| Direction |
Only the number is wanted: tally the lines below that contain the word "Bila".

══ Extracted entries ══

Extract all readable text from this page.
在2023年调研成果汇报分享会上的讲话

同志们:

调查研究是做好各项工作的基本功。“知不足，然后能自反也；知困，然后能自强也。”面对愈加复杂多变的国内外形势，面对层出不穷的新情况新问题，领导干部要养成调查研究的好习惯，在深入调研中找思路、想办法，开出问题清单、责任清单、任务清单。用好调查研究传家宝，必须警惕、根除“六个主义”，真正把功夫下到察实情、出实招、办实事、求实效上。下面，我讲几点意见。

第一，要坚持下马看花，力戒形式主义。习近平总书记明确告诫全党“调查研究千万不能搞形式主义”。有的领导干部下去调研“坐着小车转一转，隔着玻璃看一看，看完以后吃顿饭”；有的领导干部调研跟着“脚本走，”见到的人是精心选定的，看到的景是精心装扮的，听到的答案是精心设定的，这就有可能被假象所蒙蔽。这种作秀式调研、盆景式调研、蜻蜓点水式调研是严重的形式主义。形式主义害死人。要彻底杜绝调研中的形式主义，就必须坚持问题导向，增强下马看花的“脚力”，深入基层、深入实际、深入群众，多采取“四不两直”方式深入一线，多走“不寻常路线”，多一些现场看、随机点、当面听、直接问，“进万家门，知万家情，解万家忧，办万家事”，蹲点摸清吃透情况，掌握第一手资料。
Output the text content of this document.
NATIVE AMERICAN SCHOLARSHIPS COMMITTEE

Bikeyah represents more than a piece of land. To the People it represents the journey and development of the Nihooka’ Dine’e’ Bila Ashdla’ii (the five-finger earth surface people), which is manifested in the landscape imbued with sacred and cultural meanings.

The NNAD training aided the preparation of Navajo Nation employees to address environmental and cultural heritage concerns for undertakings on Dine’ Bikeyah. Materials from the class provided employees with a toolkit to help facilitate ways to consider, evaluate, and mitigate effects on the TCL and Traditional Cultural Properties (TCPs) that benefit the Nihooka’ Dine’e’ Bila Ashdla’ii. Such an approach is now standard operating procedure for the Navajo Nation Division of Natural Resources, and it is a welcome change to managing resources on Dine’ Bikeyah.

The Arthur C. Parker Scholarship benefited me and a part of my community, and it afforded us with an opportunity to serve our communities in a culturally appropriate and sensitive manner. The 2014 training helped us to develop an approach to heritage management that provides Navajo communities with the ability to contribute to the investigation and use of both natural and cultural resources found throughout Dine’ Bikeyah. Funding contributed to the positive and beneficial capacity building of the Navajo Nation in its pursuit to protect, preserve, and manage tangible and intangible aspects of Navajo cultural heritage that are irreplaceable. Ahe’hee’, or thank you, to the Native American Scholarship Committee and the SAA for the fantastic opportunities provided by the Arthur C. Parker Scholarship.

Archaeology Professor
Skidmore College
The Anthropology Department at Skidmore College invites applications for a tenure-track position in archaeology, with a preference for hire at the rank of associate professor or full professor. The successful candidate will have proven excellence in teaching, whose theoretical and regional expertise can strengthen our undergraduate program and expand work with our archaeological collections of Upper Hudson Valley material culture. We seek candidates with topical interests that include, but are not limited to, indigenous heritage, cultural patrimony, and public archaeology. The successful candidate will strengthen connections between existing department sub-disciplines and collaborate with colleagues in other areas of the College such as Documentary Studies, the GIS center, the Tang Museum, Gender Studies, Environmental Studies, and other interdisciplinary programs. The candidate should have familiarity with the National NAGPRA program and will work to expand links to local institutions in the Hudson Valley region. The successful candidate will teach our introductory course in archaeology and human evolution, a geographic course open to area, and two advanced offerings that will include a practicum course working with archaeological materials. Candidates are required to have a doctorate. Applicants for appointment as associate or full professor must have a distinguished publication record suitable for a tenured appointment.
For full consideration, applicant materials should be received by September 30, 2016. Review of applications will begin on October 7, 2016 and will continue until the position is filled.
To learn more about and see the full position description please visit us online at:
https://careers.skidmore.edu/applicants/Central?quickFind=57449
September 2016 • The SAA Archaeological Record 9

═══

| Solution to the problem |
2